◆ Article:
So let’s do a fact check: Everything can get automatically updated as soon as it hits the repositories, if you want an app, chances are that app is actually found on the default repositories, specially on Netrunner which includes a healthier selection of default repositories, healthier than most Linux distributions. It’s faster and securer. You can think of repositories as boxes where packages are thrown, and the package manager as the claw that get those packages for you.
Making APT easier: Front ends
Now, all up to this point, everything was done trough the console, everything was done by putting commands on a black window with a blinking cursor. Sure, it was faster, securer, more reliable, it updated automatically, but it still was too complicated for the average user. So the next step was developing a front end. A front end is the interface between the user input and the back end, in this case, the back end is APT, and there all kind of front ends, from CLIs (Command Line Interfaces) to GUIs (Graphical User Interfaces). Obviously the best way to connect a user with APT was by using a GUI.

◆ Written instruction A: Transcribe the passage of the Linux package management article between "So let’s do" and "packages for you.", inclusive.

◆ Exercise material:
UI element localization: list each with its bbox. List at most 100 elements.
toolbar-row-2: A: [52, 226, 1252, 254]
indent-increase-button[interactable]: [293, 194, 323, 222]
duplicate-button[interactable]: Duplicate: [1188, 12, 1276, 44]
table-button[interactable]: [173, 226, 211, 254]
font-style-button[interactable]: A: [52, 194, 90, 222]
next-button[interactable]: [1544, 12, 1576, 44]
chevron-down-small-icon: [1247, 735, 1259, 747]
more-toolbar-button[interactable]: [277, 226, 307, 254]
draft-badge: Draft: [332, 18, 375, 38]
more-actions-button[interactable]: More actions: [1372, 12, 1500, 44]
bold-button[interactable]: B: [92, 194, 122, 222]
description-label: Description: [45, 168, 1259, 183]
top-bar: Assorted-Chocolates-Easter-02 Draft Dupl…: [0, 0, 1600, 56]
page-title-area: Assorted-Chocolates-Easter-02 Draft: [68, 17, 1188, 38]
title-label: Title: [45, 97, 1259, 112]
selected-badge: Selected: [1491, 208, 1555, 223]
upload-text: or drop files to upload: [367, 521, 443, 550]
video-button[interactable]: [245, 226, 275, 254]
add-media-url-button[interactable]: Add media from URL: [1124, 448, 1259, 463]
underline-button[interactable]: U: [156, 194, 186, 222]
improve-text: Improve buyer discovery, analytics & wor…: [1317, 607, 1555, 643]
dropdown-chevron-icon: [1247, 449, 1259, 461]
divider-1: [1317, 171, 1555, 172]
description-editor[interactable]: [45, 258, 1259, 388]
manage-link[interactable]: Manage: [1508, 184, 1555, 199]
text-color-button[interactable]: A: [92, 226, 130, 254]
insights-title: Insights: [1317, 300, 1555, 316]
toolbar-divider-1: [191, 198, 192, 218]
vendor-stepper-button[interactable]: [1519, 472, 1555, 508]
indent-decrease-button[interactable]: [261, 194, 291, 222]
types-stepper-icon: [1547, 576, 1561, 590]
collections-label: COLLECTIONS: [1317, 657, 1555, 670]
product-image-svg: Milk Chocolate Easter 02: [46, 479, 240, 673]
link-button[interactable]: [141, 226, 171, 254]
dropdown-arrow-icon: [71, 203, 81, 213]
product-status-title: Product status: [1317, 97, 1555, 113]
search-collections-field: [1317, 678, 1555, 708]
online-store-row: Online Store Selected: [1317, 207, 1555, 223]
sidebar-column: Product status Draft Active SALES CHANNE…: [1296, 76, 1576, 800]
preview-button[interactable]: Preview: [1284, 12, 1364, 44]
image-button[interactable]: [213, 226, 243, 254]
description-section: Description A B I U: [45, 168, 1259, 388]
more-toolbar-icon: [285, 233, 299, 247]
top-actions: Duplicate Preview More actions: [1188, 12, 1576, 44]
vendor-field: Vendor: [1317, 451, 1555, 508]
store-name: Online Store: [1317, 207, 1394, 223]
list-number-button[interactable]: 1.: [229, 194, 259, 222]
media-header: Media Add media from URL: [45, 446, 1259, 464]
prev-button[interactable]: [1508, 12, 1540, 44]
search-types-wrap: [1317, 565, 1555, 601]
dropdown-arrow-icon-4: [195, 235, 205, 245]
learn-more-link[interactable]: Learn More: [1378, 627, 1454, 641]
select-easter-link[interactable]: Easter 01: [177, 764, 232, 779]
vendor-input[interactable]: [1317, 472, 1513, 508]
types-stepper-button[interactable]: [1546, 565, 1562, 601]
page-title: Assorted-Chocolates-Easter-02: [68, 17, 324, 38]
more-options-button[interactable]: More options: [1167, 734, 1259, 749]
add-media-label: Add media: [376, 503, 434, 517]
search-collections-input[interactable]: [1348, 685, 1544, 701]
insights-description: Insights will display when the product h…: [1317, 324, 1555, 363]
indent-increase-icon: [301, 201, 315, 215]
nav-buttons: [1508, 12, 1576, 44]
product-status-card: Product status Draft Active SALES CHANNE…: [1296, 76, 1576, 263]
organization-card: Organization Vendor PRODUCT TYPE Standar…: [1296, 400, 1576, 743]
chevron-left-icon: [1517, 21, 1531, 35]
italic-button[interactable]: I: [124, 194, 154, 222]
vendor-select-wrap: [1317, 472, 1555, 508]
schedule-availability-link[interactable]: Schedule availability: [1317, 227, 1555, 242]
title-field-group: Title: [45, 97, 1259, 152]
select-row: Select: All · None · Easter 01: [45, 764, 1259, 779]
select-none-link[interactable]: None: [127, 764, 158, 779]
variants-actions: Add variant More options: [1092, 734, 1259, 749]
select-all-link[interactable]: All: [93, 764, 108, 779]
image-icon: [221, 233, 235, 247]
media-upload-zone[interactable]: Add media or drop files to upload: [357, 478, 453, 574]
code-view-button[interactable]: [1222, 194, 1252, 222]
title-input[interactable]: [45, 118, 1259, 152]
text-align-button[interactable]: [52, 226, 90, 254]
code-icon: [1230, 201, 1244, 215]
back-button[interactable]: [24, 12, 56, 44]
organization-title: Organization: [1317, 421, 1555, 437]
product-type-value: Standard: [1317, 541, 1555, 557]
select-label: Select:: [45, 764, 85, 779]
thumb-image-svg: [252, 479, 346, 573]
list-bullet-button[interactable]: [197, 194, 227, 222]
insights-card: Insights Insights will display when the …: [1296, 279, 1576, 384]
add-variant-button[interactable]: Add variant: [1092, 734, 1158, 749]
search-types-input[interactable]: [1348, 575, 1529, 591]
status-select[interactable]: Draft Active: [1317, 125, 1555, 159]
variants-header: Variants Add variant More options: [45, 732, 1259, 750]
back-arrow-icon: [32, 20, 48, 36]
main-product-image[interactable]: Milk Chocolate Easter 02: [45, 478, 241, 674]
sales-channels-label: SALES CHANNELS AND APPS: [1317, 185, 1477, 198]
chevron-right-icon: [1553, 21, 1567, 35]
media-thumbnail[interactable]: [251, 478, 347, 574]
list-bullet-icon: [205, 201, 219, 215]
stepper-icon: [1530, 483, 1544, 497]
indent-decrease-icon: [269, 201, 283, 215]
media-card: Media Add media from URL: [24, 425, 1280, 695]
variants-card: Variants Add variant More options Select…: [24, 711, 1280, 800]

◆ Written instruction B: Restate word for word the lines of the records between the start of the records and the line holding "indent-decrease-button[interactable]: [261, 194, 291, 222]", inclusive.

◆ Solution A:
So let’s do a fact check: Everything can get automatically updated as soon as it hits the repositories, if you want an app, chances are that app is actually found on the default repositories, specially on Netrunner which includes a healthier selection of default repositories, healthier than most Linux distributions. It’s faster and securer. You can think of repositories as boxes where packages are thrown, and the package manager as the claw that get those packages for you.

◆ Solution B:
UI element localization: list each with its bbox. List at most 100 elements.
toolbar-row-2: A: [52, 226, 1252, 254]
indent-increase-button[interactable]: [293, 194, 323, 222]
duplicate-button[interactable]: Duplicate: [1188, 12, 1276, 44]
table-button[interactable]: [173, 226, 211, 254]
font-style-button[interactable]: A: [52, 194, 90, 222]
next-button[interactable]: [1544, 12, 1576, 44]
chevron-down-small-icon: [1247, 735, 1259, 747]
more-toolbar-button[interactable]: [277, 226, 307, 254]
draft-badge: Draft: [332, 18, 375, 38]
more-actions-button[interactable]: More actions: [1372, 12, 1500, 44]
bold-button[interactable]: B: [92, 194, 122, 222]
description-label: Description: [45, 168, 1259, 183]
top-bar: Assorted-Chocolates-Easter-02 Draft Dupl…: [0, 0, 1600, 56]
page-title-area: Assorted-Chocolates-Easter-02 Draft: [68, 17, 1188, 38]
title-label: Title: [45, 97, 1259, 112]
selected-badge: Selected: [1491, 208, 1555, 223]
upload-text: or drop files to upload: [367, 521, 443, 550]
video-button[interactable]: [245, 226, 275, 254]
add-media-url-button[interactable]: Add media from URL: [1124, 448, 1259, 463]
underline-button[interactable]: U: [156, 194, 186, 222]
improve-text: Improve buyer discovery, analytics & wor…: [1317, 607, 1555, 643]
dropdown-chevron-icon: [1247, 449, 1259, 461]
divider-1: [1317, 171, 1555, 172]
description-editor[interactable]: [45, 258, 1259, 388]
manage-link[interactable]: Manage: [1508, 184, 1555, 199]
text-color-button[interactable]: A: [92, 226, 130, 254]
insights-title: Insights: [1317, 300, 1555, 316]
toolbar-divider-1: [191, 198, 192, 218]
vendor-stepper-button[interactable]: [1519, 472, 1555, 508]
indent-decrease-button[interactable]: [261, 194, 291, 222]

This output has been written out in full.